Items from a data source
□ □ □
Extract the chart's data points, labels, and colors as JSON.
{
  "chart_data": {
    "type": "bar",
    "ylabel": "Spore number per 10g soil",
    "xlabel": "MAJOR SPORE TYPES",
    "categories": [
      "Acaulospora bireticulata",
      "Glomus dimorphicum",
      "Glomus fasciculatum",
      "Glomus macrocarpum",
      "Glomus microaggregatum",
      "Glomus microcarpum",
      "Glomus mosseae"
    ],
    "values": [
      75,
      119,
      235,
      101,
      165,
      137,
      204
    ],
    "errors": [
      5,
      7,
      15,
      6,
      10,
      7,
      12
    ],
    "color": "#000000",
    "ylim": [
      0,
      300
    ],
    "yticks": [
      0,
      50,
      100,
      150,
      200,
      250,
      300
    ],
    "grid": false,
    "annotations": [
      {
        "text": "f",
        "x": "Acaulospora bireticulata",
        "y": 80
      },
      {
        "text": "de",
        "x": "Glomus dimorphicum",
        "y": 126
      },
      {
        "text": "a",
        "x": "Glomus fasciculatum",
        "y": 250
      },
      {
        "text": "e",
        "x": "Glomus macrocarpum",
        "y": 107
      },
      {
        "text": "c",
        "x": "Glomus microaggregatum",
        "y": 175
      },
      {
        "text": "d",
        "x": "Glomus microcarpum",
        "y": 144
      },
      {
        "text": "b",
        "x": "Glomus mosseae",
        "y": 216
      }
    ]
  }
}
□ □ □
Copy all of the data exactly.

Extract the chart's data points, labels, and colors as JSON.
{
  "chart_data": {
    "type": "bar",
    "ylabel": "Spore number per 10g soil",
    "xlabel": "MAJOR SPORE TYPES",
    "categories": [
      "Acaulospora bireticulata",
      "Glomus dimorphicum",
      "Glomus fasciculatum",
      "Glomus macrocarpum",
      "Glomus microaggregatum",
      "Glomus microcarpum",
      "Glomus mosseae"
    ],
    "values": [
      75,
      119,
      235,
      101,
      165,
      137,
      204
    ],
    "errors": [
      5,
      7,
      15,
      6,
      10,
      7,
      12
    ],
    "color": "#000000",
    "ylim": [
      0,
      300
    ],
    "yticks": [
      0,
      50,
      100,
      150,
      200,
      250,
      300
    ],
    "grid": false,
    "annotations": [
      {
        "text": "f",
        "x": "Acaulospora bireticulata",
        "y": 80
      },
      {
        "text": "de",
        "x": "Glomus dimorphicum",
        "y": 126
      },
      {
        "text": "a",
        "x": "Glomus fasciculatum",
        "y": 250
      },
      {
        "text": "e",
        "x": "Glomus macrocarpum",
        "y": 107
      },
      {
        "text": "c",
        "x": "Glomus microaggregatum",
        "y": 175
      },
      {
        "text": "d",
        "x": "Glomus microcarpum",
        "y": 144
      },
      {
        "text": "b",
        "x": "Glomus mosseae",
        "y": 216
      }
    ]
  }
}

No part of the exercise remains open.